• [Texte du document]
Mouloud Akkouche (avatar)

Mouloud Akkouche

Auteur de romans, nouvelles, pièces radiophoniques, animateur d'ateliers d'écriture...

Abonné·e de Mediapart

1813 Billets

0 Édition

Billet de blog 8 octobre 2016

Mouloud Akkouche (avatar)

Mouloud Akkouche

Auteur de romans, nouvelles, pièces radiophoniques, animateur d'ateliers d'écriture...

Abonné·e de Mediapart

Lettre à Nous

Qui a déjà entendu «le monde va bien»? À croire qu’il est toujours dans un sale état. Plus mal à notre époque que dans le passé proche ou lointain ? Ne pas oublier que le siècle dernier a débuté par une des pires boucheries de l’histoire de l’humanité. Ce début de siècle, toutes proportions gardées, semble aussi fort mal barré. Avec l'impression de sept milliards de déboussolés.

Mouloud Akkouche (avatar)

Mouloud Akkouche

Auteur de romans, nouvelles, pièces radiophoniques, animateur d'ateliers d'écriture...

Abonné·e de Mediapart

Ce blog est personnel, la rédaction n’est pas à l’origine de ses contenus.

Illustration 1
Guerre et Paix © Candido Portinari

« Dire que, quand nous serons grands, nous serons peut-être aussi bêtes qu'eux !».

• [Consigne]
D'après le billet « Lettre à Nous », par quoi le siècle dernier a-t-il commencé ?

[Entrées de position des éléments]
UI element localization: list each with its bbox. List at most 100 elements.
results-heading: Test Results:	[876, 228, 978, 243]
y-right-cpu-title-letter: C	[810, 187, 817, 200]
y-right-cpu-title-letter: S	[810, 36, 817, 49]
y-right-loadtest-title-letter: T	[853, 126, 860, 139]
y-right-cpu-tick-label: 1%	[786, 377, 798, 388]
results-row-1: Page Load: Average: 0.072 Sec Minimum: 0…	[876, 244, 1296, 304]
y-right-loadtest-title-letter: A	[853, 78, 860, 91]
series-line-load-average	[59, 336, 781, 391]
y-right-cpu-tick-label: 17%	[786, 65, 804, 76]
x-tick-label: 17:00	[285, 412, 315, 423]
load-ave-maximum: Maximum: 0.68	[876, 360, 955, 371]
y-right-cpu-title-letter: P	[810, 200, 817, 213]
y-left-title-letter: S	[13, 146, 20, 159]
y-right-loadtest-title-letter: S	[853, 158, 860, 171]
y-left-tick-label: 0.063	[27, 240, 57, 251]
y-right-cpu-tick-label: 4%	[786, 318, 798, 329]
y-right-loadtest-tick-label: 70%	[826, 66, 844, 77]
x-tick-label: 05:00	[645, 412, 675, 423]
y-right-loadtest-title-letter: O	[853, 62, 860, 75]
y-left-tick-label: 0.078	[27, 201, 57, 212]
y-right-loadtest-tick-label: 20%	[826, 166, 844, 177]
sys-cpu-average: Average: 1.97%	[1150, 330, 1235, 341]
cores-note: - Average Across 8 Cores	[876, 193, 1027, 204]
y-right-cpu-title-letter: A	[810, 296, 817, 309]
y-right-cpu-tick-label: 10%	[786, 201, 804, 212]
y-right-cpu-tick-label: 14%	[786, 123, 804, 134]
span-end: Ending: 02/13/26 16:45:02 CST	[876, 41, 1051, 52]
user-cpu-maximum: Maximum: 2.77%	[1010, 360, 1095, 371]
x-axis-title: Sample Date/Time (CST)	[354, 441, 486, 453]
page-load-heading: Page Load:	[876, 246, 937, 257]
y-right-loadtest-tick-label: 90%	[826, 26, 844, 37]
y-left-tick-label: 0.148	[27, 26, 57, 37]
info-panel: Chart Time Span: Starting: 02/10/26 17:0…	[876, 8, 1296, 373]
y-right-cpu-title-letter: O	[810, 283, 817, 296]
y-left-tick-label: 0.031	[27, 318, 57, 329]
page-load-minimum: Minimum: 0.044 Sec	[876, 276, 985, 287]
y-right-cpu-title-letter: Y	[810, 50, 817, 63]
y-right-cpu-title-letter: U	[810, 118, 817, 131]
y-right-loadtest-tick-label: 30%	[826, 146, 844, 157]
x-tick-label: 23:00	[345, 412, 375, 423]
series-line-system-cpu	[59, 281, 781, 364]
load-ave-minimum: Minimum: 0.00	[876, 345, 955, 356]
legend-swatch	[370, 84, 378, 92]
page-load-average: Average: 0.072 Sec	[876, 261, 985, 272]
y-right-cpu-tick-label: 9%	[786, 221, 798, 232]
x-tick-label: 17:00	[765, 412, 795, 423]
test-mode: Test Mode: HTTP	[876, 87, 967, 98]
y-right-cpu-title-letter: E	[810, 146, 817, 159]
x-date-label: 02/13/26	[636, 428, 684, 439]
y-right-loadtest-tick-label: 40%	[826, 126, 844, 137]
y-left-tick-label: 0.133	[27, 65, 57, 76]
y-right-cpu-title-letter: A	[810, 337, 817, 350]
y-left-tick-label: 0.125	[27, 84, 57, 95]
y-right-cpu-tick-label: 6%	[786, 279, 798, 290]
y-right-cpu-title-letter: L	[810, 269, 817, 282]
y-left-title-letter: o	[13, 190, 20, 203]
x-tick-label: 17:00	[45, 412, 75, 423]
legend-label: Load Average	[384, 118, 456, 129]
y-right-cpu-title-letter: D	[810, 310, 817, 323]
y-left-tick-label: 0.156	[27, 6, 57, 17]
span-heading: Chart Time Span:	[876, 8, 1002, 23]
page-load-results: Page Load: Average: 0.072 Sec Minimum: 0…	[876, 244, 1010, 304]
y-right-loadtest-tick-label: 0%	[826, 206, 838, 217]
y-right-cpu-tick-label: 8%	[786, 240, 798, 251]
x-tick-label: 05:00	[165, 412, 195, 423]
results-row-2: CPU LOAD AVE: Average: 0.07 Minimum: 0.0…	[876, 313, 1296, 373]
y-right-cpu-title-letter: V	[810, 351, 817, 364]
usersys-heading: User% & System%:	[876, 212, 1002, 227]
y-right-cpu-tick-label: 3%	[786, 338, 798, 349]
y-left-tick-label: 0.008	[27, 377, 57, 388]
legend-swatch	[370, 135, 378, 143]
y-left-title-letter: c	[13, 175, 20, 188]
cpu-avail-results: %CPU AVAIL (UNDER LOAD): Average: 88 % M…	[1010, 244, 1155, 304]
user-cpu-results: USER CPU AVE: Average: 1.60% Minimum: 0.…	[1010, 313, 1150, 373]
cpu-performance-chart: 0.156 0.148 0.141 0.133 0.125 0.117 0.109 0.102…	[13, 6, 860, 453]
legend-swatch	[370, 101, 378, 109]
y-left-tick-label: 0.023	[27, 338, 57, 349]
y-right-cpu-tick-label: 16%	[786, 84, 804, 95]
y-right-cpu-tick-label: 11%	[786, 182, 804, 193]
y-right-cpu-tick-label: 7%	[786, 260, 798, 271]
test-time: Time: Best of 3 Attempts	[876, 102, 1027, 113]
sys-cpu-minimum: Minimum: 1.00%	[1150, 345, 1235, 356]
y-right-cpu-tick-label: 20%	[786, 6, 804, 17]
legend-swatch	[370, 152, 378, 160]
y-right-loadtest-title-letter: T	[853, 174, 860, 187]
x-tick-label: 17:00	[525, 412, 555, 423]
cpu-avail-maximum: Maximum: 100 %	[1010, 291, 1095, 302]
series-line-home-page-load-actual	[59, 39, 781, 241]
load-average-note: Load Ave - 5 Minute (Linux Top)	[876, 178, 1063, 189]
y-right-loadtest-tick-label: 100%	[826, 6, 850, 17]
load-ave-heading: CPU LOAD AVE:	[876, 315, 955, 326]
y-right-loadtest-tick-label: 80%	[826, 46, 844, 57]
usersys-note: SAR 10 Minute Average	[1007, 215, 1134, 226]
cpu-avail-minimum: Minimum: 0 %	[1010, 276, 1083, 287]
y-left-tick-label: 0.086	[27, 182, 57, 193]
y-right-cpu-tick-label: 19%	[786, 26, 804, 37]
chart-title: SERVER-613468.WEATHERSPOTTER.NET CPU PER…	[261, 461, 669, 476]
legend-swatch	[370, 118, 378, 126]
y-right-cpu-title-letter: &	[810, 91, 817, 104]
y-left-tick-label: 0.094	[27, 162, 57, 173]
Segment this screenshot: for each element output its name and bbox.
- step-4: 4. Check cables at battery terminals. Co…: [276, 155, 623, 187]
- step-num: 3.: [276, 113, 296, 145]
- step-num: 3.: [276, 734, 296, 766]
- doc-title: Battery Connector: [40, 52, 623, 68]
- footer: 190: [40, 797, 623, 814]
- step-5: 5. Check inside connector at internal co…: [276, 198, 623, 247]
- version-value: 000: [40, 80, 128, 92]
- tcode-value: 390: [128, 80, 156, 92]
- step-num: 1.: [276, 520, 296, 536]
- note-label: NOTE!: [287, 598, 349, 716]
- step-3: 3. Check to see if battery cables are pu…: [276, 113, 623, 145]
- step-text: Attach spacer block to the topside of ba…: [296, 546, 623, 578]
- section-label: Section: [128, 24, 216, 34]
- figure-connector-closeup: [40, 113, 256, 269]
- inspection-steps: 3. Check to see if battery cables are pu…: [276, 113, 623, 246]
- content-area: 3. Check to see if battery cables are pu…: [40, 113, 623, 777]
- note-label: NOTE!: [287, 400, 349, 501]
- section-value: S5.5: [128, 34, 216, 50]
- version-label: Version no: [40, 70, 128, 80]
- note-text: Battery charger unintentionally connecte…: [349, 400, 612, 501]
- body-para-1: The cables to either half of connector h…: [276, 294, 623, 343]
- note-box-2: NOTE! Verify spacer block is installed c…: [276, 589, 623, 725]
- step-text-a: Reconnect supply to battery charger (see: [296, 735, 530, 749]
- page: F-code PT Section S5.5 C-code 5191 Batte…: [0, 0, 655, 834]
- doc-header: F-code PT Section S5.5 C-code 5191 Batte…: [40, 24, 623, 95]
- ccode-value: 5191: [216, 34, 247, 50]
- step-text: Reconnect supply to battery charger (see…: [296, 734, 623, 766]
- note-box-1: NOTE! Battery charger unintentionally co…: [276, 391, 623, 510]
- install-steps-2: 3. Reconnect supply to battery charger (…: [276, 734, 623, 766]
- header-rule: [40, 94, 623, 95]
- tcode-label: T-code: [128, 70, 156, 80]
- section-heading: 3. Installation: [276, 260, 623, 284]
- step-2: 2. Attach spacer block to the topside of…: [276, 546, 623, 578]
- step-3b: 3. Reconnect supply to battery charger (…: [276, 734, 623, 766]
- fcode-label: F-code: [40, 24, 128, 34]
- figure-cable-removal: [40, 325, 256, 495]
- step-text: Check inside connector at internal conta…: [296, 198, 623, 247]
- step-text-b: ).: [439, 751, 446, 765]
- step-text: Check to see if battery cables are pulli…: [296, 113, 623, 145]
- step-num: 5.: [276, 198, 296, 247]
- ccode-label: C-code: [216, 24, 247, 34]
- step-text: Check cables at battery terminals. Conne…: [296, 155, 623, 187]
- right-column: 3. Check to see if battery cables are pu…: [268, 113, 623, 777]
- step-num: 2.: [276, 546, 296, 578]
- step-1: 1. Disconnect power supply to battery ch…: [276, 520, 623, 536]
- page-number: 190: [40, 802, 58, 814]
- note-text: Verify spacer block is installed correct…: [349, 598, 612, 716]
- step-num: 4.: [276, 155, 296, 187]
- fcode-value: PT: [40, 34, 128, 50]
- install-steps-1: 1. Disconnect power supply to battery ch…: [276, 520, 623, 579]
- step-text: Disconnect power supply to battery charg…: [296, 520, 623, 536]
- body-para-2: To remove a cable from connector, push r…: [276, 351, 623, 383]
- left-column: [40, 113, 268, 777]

• [Corrigé]
Par une des pires boucheries de l'histoire de l'humanité.